▸ **Exercise instructions**:
Restate, word for word, each entry that follows, but skip its pictures.

(Excerpts from a dataset)

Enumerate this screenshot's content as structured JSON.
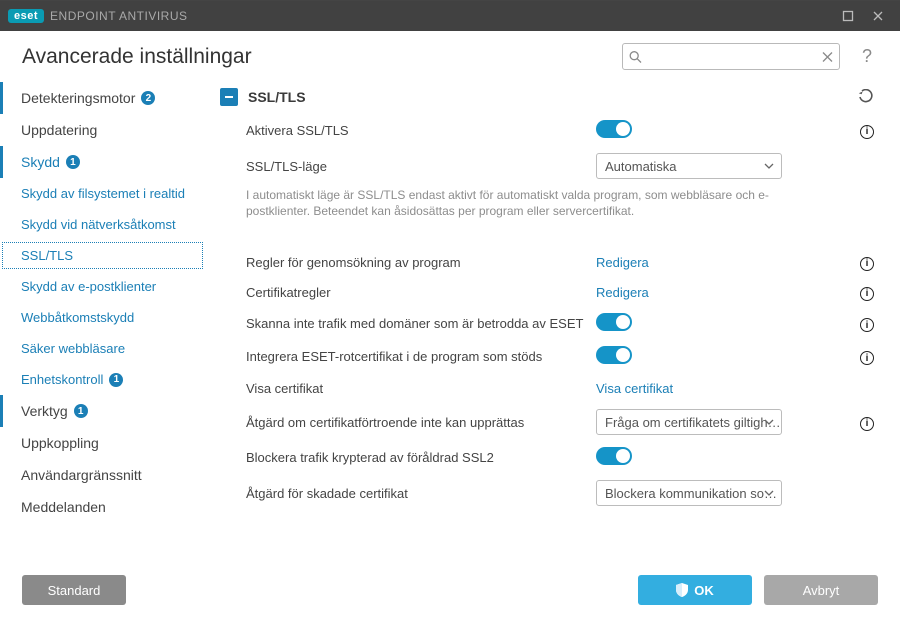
{
  "brand": {
    "badge": "eset",
    "product": "ENDPOINT ANTIVIRUS"
  },
  "header": {
    "title": "Avancerade inställningar",
    "search_placeholder": ""
  },
  "sidebar": {
    "items": [
      {
        "label": "Detekteringsmotor",
        "badge": "2"
      },
      {
        "label": "Uppdatering"
      },
      {
        "label": "Skydd",
        "badge": "1"
      },
      {
        "label": "Skydd av filsystemet i realtid"
      },
      {
        "label": "Skydd vid nätverksåtkomst"
      },
      {
        "label": "SSL/TLS"
      },
      {
        "label": "Skydd av e-postklienter"
      },
      {
        "label": "Webbåtkomstskydd"
      },
      {
        "label": "Säker webbläsare"
      },
      {
        "label": "Enhetskontroll",
        "badge": "1"
      },
      {
        "label": "Verktyg",
        "badge": "1"
      },
      {
        "label": "Uppkoppling"
      },
      {
        "label": "Användargränssnitt"
      },
      {
        "label": "Meddelanden"
      }
    ]
  },
  "section": {
    "title": "SSL/TLS",
    "rows": {
      "enable": "Aktivera SSL/TLS",
      "mode": "SSL/TLS-läge",
      "mode_value": "Automatiska",
      "mode_desc": "I automatiskt läge är SSL/TLS endast aktivt för automatiskt valda program, som webbläsare och e-postklienter. Beteendet kan åsidosättas per program eller servercertifikat.",
      "app_rules": "Regler för genomsökning av program",
      "cert_rules": "Certifikatregler",
      "edit": "Redigera",
      "trusted_scan": "Skanna inte trafik med domäner som är betrodda av ESET",
      "integrate": "Integrera ESET-rotcertifikat i de program som stöds",
      "view_cert_label": "Visa certifikat",
      "view_cert_link": "Visa certifikat",
      "trust_action": "Åtgärd om certifikatförtroende inte kan upprättas",
      "trust_action_value": "Fråga om certifikatets giltigh…",
      "block_ssl2": "Blockera trafik krypterad av föråldrad SSL2",
      "damaged_action": "Åtgärd för skadade certifikat",
      "damaged_action_value": "Blockera kommunikation so…"
    }
  },
  "footer": {
    "standard": "Standard",
    "ok": "OK",
    "cancel": "Avbryt"
  }
}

▸ **Exercise response**:
Enumerate this screenshot's content as structured JSON.
{
  "brand": {
    "badge": "eset",
    "product": "ENDPOINT ANTIVIRUS"
  },
  "header": {
    "title": "Avancerade inställningar",
    "search_placeholder": ""
  },
  "sidebar": {
    "items": [
      {
        "label": "Detekteringsmotor",
        "badge": "2"
      },
      {
        "label": "Uppdatering"
      },
      {
        "label": "Skydd",
        "badge": "1"
      },
      {
        "label": "Skydd av filsystemet i realtid"
      },
      {
        "label": "Skydd vid nätverksåtkomst"
      },
      {
        "label": "SSL/TLS"
      },
      {
        "label": "Skydd av e-postklienter"
      },
      {
        "label": "Webbåtkomstskydd"
      },
      {
        "label": "Säker webbläsare"
      },
      {
        "label": "Enhetskontroll",
        "badge": "1"
      },
      {
        "label": "Verktyg",
        "badge": "1"
      },
      {
        "label": "Uppkoppling"
      },
      {
        "label": "Användargränssnitt"
      },
      {
        "label": "Meddelanden"
      }
    ]
  },
  "section": {
    "title": "SSL/TLS",
    "rows": {
      "enable": "Aktivera SSL/TLS",
      "mode": "SSL/TLS-läge",
      "mode_value": "Automatiska",
      "mode_desc": "I automatiskt läge är SSL/TLS endast aktivt för automatiskt valda program, som webbläsare och e-postklienter. Beteendet kan åsidosättas per program eller servercertifikat.",
      "app_rules": "Regler för genomsökning av program",
      "cert_rules": "Certifikatregler",
      "edit": "Redigera",
      "trusted_scan": "Skanna inte trafik med domäner som är betrodda av ESET",
      "integrate": "Integrera ESET-rotcertifikat i de program som stöds",
      "view_cert_label": "Visa certifikat",
      "view_cert_link": "Visa certifikat",
      "trust_action": "Åtgärd om certifikatförtroende inte kan upprättas",
      "trust_action_value": "Fråga om certifikatets giltigh…",
      "block_ssl2": "Blockera trafik krypterad av föråldrad SSL2",
      "damaged_action": "Åtgärd för skadade certifikat",
      "damaged_action_value": "Blockera kommunikation so…"
    }
  },
  "footer": {
    "standard": "Standard",
    "ok": "OK",
    "cancel": "Avbryt"
  }
}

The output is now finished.